Problem description: Extract all lines that hold "Black" from the records below.

Records to use:
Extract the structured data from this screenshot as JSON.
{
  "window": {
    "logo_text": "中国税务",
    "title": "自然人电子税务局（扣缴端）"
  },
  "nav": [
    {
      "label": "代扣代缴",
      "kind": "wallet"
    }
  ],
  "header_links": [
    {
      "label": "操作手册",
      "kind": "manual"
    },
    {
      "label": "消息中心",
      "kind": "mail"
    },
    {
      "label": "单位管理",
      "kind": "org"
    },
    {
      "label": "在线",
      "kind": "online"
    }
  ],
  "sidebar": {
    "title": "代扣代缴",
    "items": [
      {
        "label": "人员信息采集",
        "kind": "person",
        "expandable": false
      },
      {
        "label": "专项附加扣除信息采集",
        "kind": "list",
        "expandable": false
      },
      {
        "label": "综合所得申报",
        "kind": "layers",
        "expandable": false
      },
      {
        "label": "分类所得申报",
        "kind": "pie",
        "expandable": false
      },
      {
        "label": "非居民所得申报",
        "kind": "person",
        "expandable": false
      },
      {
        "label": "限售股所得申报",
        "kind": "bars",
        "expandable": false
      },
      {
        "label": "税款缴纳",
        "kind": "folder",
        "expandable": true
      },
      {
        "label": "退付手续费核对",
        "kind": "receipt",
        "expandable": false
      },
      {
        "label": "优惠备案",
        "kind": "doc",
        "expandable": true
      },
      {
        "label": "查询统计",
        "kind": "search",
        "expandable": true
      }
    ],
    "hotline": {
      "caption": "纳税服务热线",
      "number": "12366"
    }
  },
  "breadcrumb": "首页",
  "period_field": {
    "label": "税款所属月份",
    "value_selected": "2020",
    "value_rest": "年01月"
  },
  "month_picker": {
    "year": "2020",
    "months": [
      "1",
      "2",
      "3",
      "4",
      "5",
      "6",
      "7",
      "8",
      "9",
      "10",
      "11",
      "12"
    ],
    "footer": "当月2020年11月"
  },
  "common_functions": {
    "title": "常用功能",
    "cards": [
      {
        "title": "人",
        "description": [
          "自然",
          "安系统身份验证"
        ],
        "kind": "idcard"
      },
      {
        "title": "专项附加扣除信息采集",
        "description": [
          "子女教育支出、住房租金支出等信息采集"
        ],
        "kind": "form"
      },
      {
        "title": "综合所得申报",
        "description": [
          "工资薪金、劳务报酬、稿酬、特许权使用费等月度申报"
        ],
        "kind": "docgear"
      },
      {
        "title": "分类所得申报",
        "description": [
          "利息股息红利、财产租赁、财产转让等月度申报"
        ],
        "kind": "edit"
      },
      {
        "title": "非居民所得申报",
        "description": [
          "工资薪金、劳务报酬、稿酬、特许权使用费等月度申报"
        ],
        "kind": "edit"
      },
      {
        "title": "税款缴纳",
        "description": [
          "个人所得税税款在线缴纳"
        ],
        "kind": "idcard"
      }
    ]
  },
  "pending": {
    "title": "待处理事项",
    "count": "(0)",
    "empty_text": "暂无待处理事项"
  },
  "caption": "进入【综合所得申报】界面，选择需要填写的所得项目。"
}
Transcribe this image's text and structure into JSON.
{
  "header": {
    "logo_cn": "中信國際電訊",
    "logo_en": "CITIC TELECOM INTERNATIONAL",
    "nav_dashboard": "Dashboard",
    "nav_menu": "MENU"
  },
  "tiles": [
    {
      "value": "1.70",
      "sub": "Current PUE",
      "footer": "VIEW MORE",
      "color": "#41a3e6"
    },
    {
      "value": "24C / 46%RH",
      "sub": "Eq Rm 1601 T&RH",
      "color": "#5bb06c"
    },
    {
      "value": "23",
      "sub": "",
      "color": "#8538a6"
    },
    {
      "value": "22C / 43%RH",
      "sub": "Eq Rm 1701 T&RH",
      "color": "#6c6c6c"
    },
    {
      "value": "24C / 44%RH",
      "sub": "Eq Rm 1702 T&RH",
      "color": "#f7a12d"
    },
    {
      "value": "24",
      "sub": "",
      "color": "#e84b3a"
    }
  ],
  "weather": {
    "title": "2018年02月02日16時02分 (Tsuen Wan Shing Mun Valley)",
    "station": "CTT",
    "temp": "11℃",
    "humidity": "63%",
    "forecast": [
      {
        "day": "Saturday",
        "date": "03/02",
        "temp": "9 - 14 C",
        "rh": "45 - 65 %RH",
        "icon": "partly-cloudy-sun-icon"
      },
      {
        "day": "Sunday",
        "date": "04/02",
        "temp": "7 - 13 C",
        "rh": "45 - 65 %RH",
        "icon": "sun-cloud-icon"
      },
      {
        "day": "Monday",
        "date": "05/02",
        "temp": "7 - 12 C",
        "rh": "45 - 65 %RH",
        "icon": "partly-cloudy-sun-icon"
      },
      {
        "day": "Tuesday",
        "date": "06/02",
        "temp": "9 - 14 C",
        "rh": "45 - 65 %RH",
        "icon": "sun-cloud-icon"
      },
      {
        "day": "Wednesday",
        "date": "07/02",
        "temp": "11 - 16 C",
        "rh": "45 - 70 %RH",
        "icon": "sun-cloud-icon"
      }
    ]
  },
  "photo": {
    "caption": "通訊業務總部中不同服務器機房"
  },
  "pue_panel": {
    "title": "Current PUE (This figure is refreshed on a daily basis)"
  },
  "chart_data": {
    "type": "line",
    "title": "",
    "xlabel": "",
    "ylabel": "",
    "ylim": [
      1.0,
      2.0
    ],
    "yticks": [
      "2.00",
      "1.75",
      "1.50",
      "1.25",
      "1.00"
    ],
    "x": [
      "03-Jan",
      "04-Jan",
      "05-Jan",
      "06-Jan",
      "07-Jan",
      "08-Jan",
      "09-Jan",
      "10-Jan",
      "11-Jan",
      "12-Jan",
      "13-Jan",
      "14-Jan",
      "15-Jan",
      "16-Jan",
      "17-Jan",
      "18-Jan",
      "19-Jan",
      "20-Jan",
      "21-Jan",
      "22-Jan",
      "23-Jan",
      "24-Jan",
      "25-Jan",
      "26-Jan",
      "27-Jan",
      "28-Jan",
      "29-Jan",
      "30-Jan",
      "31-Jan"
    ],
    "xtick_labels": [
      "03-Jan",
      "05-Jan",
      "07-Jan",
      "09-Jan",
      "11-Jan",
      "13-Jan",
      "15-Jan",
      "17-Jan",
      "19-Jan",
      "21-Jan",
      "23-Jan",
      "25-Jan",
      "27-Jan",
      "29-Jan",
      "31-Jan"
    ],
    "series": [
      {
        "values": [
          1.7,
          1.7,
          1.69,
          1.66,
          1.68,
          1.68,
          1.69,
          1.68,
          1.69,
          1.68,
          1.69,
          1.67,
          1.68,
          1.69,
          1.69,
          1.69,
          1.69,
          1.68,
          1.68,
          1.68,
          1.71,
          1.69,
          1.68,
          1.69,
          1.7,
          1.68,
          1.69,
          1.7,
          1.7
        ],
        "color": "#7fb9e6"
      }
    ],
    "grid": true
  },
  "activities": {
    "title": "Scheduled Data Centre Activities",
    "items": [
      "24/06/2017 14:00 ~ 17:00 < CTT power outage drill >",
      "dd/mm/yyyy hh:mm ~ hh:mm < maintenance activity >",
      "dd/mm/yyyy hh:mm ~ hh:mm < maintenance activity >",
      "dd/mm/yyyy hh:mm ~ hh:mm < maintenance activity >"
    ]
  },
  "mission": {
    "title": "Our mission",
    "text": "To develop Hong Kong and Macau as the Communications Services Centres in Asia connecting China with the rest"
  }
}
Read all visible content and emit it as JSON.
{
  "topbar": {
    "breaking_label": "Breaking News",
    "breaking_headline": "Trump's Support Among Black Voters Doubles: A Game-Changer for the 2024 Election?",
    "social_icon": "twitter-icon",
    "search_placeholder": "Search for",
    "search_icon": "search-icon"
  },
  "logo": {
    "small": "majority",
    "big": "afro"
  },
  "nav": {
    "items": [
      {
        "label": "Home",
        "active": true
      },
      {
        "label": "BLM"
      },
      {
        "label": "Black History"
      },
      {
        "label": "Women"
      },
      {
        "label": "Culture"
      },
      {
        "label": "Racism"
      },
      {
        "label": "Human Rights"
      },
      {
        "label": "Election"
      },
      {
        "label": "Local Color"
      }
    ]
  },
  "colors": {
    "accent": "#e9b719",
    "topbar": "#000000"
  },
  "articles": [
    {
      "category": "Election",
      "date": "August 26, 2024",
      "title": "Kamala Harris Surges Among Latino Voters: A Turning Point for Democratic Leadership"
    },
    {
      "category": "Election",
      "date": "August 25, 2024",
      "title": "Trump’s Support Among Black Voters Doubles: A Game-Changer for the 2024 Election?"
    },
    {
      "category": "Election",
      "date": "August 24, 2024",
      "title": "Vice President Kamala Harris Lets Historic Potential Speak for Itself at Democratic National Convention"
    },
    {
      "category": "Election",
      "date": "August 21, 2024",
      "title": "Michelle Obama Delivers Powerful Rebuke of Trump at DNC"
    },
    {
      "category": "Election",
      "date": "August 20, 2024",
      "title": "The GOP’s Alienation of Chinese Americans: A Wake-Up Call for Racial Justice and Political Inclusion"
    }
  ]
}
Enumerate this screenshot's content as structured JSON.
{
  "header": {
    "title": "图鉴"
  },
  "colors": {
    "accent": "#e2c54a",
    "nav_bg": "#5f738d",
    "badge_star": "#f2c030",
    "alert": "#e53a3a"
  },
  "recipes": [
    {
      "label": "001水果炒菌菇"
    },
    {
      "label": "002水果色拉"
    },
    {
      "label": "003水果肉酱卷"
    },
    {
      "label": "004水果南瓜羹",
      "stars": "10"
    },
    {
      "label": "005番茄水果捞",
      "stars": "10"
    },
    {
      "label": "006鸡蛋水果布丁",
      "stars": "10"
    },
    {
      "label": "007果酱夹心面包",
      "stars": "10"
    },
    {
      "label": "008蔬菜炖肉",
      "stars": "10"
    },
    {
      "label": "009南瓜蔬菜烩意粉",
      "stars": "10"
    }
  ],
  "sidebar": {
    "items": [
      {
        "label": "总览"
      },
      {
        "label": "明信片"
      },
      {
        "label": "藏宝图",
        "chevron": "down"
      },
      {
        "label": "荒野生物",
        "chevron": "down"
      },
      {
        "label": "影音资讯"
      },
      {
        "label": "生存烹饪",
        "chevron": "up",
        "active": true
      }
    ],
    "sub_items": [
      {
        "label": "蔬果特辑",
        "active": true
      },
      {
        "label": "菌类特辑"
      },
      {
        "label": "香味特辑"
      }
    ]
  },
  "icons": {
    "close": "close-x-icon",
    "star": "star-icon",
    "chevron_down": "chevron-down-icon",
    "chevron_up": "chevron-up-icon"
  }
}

Finished exercise:
    "breaking_headline": "Trump's Support Among Black Voters Doubles: A Game-Changer for the 2024 Election?",
        "label": "Black History"
      "title": "Trump’s Support Among Black Voters Doubles: A Game-Changer for the 2024 Election?"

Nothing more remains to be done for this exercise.